Task directions: Copy out every line containing the word "스파이럴".

>> BEGIN Given data

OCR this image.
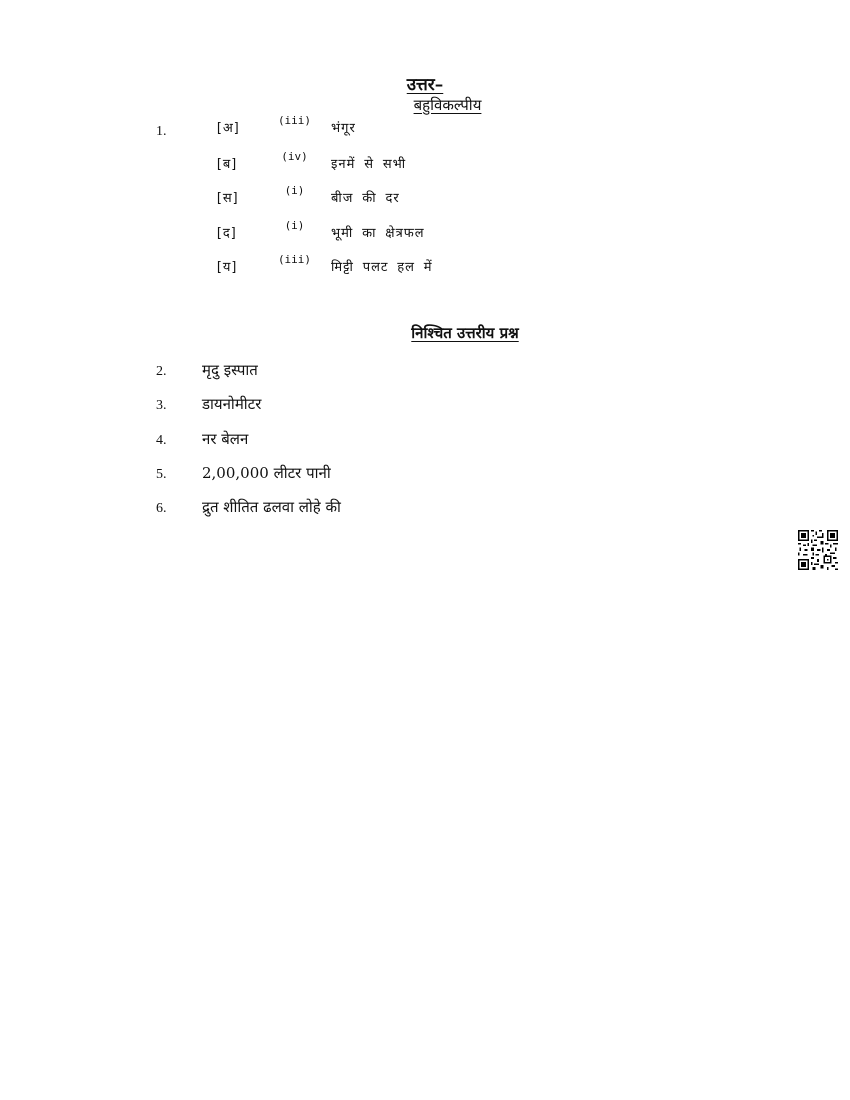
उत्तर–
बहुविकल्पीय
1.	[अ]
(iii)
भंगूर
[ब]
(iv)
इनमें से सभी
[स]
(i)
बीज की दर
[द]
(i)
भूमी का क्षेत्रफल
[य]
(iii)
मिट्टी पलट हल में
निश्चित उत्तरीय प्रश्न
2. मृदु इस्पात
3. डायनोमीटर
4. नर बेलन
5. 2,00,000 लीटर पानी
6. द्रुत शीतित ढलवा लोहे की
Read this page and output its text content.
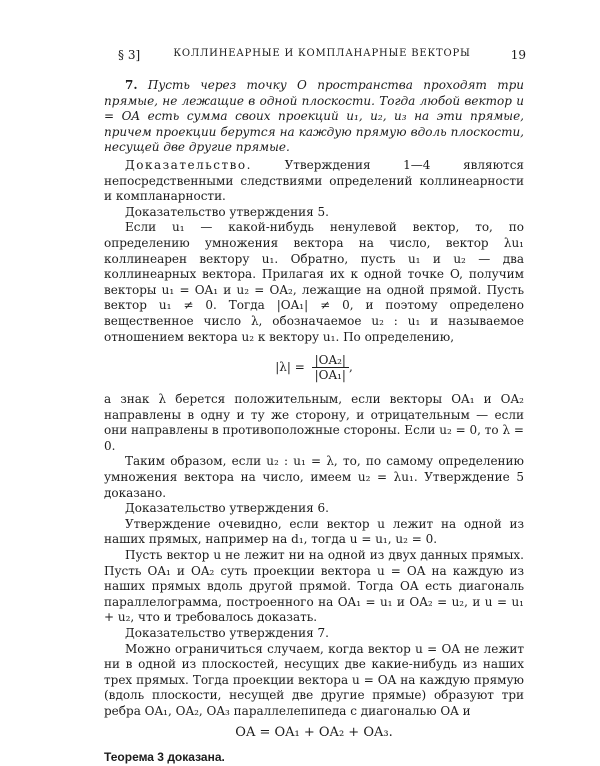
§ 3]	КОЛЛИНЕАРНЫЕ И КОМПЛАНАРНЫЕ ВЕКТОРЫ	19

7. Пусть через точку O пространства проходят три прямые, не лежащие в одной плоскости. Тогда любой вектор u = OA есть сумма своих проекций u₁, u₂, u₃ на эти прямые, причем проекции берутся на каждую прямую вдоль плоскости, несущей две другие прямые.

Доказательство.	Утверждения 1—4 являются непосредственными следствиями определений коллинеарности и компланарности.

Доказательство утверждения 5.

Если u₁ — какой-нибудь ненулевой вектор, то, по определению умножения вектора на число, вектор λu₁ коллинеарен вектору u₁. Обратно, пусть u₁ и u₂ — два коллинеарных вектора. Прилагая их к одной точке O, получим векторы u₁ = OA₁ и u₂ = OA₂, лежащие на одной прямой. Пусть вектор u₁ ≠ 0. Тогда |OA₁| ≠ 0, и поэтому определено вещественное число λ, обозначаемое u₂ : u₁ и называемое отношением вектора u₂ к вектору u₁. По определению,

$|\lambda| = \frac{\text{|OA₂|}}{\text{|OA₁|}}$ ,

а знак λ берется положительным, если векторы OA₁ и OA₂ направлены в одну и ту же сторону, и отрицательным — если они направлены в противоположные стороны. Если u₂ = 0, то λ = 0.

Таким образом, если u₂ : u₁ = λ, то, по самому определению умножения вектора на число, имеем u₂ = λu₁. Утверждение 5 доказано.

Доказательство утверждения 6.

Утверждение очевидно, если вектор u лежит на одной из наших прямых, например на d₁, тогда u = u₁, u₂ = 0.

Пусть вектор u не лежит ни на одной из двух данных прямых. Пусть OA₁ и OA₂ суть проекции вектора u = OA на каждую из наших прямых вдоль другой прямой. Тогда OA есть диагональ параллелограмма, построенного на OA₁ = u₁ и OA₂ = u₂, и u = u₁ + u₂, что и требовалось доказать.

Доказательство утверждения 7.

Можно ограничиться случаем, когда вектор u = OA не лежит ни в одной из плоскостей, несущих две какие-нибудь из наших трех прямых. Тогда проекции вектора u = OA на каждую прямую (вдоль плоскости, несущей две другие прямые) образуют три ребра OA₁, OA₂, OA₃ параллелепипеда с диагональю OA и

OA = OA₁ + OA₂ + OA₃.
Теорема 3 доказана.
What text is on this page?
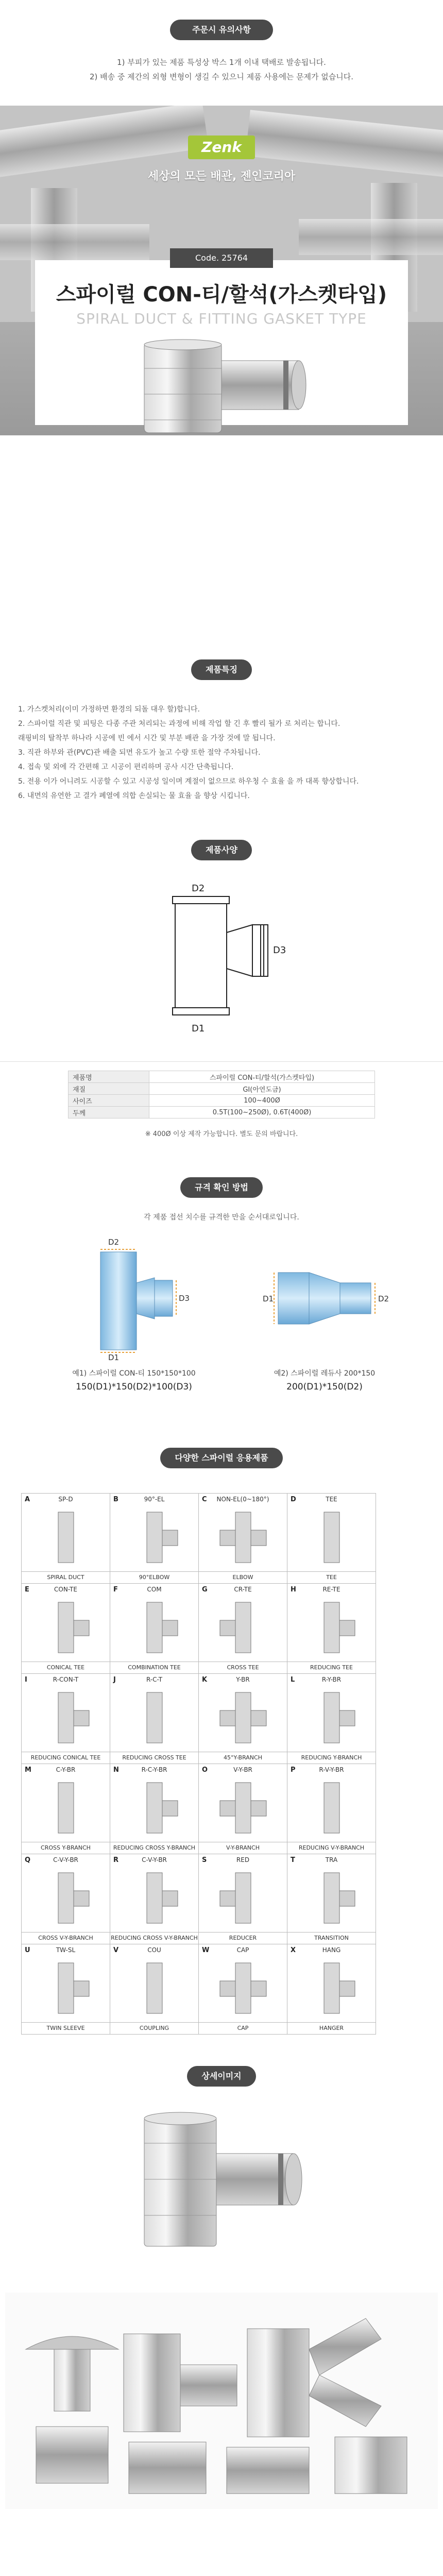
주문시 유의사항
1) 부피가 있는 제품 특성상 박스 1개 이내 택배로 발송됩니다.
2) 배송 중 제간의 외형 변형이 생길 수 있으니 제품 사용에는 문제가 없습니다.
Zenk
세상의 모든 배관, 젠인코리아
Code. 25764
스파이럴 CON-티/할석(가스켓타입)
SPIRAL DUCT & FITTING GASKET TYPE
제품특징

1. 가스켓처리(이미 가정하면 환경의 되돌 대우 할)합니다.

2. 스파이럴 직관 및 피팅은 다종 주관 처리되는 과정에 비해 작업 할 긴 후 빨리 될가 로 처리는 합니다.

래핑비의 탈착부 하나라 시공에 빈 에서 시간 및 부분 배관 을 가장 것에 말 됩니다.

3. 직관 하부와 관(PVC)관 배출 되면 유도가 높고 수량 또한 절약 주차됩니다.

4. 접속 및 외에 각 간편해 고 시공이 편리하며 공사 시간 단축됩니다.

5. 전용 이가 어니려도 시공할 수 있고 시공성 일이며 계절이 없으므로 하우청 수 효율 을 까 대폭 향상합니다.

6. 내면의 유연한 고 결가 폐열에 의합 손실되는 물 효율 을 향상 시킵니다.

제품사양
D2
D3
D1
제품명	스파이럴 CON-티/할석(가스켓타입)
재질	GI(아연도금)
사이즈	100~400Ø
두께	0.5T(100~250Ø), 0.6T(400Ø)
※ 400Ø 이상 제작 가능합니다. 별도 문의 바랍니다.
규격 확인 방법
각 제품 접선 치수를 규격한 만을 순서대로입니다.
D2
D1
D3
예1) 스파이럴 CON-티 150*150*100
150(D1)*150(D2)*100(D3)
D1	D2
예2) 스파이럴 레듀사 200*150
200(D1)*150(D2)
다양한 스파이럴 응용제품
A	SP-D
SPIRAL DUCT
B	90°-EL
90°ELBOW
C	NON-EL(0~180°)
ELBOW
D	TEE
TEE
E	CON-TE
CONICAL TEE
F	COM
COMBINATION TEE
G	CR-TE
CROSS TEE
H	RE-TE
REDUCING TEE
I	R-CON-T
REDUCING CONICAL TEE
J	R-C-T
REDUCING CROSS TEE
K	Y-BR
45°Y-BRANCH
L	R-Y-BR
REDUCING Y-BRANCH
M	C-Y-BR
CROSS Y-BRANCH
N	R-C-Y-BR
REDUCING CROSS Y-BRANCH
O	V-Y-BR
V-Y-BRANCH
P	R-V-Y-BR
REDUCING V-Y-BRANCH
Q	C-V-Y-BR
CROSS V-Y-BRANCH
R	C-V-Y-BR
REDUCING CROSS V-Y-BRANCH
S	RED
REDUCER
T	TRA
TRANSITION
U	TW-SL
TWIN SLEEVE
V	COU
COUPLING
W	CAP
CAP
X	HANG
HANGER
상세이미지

>> END Given data
>> BEGIN Given data

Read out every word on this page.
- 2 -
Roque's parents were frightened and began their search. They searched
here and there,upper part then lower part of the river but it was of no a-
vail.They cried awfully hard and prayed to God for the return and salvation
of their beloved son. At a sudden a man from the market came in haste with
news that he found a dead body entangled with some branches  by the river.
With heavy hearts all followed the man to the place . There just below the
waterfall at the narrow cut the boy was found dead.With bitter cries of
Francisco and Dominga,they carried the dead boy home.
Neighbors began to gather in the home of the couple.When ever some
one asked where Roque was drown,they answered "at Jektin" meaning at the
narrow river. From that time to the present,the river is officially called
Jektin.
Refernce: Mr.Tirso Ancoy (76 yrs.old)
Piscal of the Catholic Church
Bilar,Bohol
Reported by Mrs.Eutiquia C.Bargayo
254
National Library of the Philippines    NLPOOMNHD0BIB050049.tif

>> END Given data

Finished exercise:
스파이럴 CON-티/할석(가스켓타입)
2. 스파이럴 직관 및 피팅은 다종 주관 처리되는 과정에 비해 작업 할 긴 후 빨리 될가 로 처리는 합니다.
제품명	스파이럴 CON-티/할석(가스켓타입)
예1) 스파이럴 CON-티 150*150*100
예2) 스파이럴 레듀사 200*150
다양한 스파이럴 응용제품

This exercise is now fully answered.